## Objective
Leave the pictures out, and retype all of the material exactly as written.

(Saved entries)
● ● ● ●
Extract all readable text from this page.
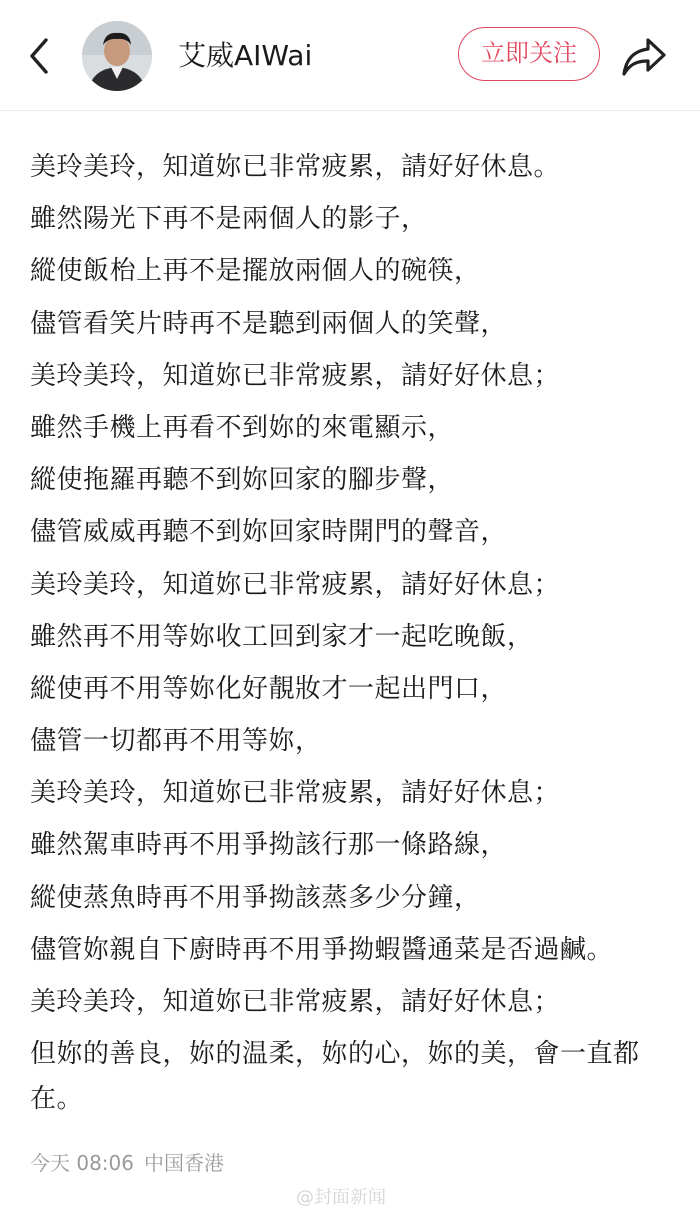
艾威AIWai	立即关注
美玲美玲，知道妳已非常疲累，請好好休息。
雖然陽光下再不是兩個人的影子，
縱使飯枱上再不是擺放兩個人的碗筷，
儘管看笑片時再不是聽到兩個人的笑聲，
美玲美玲，知道妳已非常疲累，請好好休息；
雖然手機上再看不到妳的來電顯示，
縱使拖羅再聽不到妳回家的腳步聲，
儘管威威再聽不到妳回家時開門的聲音，
美玲美玲，知道妳已非常疲累，請好好休息；
雖然再不用等妳收工回到家才一起吃晚飯，
縱使再不用等妳化好靚妝才一起出門口，
儘管一切都再不用等妳，
美玲美玲，知道妳已非常疲累，請好好休息；
雖然駕車時再不用爭拗該行那一條路線，
縱使蒸魚時再不用爭拗該蒸多少分鐘，
儘管妳親自下廚時再不用爭拗蝦醬通菜是否過鹹。
美玲美玲，知道妳已非常疲累，請好好休息；
但妳的善良，妳的温柔，妳的心，妳的美，會一直都在。
今天 08:06 中国香港
@封面新闻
● ● ● ●
## The result
Extract all readable text from this page.
艾威AIWai	立即关注
美玲美玲，知道妳已非常疲累，請好好休息。
雖然陽光下再不是兩個人的影子，
縱使飯枱上再不是擺放兩個人的碗筷，
儘管看笑片時再不是聽到兩個人的笑聲，
美玲美玲，知道妳已非常疲累，請好好休息；
雖然手機上再看不到妳的來電顯示，
縱使拖羅再聽不到妳回家的腳步聲，
儘管威威再聽不到妳回家時開門的聲音，
美玲美玲，知道妳已非常疲累，請好好休息；
雖然再不用等妳收工回到家才一起吃晚飯，
縱使再不用等妳化好靚妝才一起出門口，
儘管一切都再不用等妳，
美玲美玲，知道妳已非常疲累，請好好休息；
雖然駕車時再不用爭拗該行那一條路線，
縱使蒸魚時再不用爭拗該蒸多少分鐘，
儘管妳親自下廚時再不用爭拗蝦醬通菜是否過鹹。
美玲美玲，知道妳已非常疲累，請好好休息；
但妳的善良，妳的温柔，妳的心，妳的美，會一直都在。
今天 08:06 中国香港
@封面新闻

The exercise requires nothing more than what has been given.